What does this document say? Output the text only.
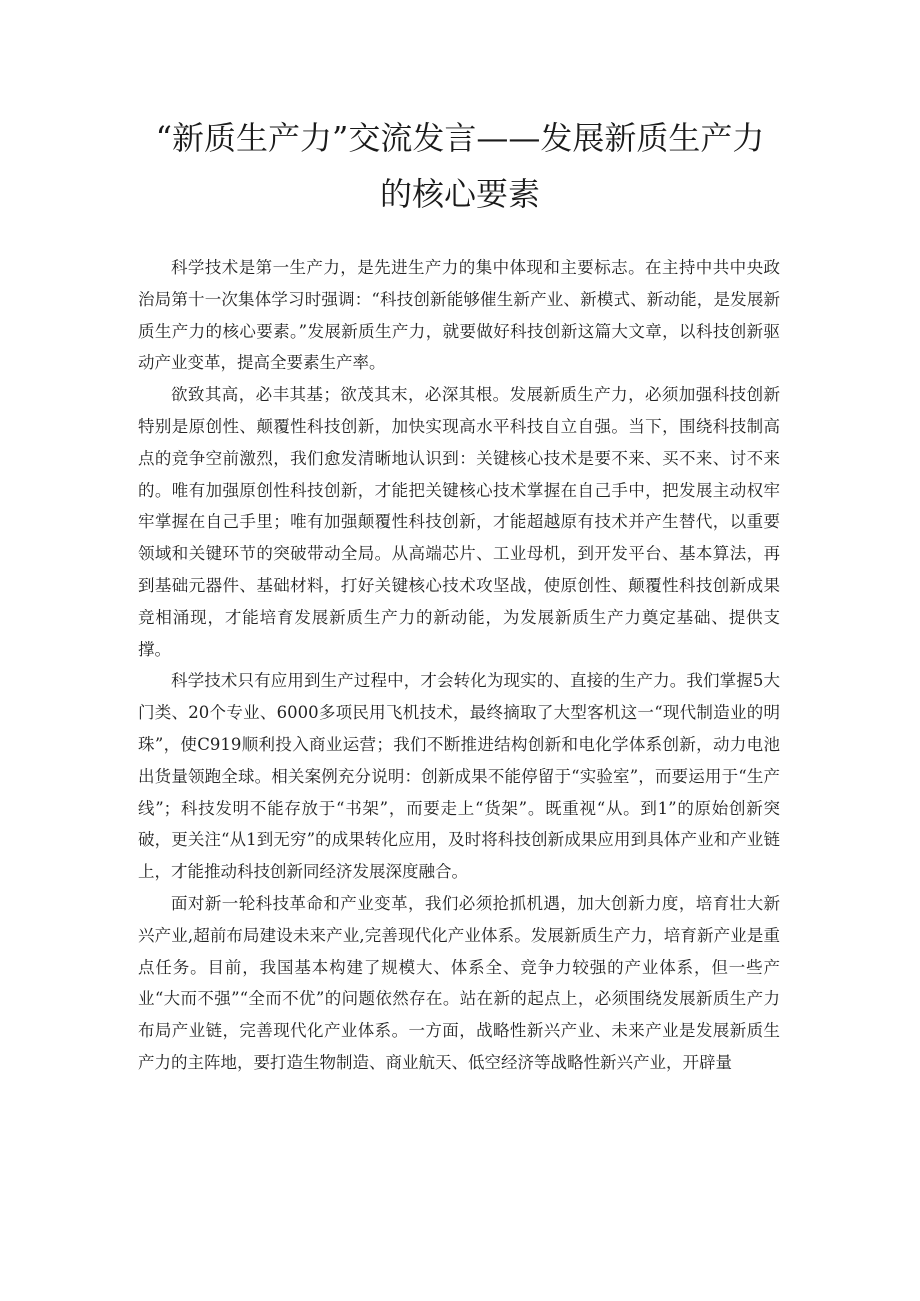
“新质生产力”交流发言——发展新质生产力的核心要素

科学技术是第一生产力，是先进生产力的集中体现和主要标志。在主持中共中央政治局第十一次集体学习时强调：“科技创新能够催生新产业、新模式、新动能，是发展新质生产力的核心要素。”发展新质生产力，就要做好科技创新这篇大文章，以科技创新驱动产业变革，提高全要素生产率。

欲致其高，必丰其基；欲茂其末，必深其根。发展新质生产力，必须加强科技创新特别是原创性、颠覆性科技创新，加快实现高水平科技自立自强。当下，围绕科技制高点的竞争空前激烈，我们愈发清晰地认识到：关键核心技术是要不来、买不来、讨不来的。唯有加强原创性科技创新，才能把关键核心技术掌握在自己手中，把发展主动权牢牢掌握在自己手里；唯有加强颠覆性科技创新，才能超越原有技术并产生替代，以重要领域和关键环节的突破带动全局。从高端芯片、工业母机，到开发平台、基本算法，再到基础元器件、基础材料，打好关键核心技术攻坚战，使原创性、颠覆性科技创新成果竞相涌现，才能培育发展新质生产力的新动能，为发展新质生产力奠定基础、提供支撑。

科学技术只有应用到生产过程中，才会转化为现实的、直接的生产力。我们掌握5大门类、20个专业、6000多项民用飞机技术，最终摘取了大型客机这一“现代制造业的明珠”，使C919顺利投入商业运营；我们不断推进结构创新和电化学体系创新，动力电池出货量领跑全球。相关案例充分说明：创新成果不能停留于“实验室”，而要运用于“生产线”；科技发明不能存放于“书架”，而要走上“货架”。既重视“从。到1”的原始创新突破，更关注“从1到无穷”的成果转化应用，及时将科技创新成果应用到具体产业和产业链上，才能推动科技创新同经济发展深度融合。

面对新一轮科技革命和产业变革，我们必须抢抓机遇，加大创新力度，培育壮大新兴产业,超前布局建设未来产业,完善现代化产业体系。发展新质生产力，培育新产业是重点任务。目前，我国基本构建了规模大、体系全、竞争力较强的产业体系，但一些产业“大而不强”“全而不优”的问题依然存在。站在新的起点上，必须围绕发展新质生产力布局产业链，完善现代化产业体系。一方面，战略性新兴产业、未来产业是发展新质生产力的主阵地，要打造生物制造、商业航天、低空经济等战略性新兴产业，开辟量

* * *

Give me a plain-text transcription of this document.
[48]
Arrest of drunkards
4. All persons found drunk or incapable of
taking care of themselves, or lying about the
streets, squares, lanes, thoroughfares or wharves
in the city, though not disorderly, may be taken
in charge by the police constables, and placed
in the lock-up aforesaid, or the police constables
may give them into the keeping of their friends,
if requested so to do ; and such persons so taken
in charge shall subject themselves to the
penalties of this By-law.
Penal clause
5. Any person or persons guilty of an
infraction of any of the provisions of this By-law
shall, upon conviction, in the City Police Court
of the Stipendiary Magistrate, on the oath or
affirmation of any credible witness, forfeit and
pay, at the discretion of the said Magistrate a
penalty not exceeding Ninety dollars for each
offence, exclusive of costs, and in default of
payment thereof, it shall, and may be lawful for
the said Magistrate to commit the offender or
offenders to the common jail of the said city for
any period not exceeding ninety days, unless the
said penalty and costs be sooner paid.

--

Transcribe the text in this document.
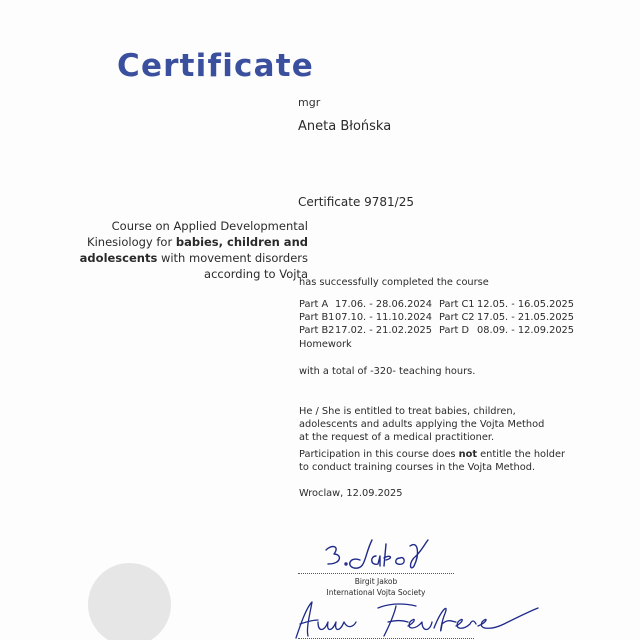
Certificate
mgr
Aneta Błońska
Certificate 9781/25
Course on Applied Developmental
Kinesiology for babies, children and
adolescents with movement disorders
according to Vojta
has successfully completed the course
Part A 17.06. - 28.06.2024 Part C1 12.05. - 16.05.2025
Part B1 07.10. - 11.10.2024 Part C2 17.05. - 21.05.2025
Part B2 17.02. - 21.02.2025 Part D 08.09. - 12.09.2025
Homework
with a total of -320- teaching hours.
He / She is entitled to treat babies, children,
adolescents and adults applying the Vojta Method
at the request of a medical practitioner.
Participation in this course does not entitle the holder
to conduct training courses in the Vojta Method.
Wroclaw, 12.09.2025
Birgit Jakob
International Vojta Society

Direction
In the records above, find each line with the word "exceeding" and copy it.

The solution
penalty not exceeding Ninety dollars for each
any period not exceeding ninety days, unless the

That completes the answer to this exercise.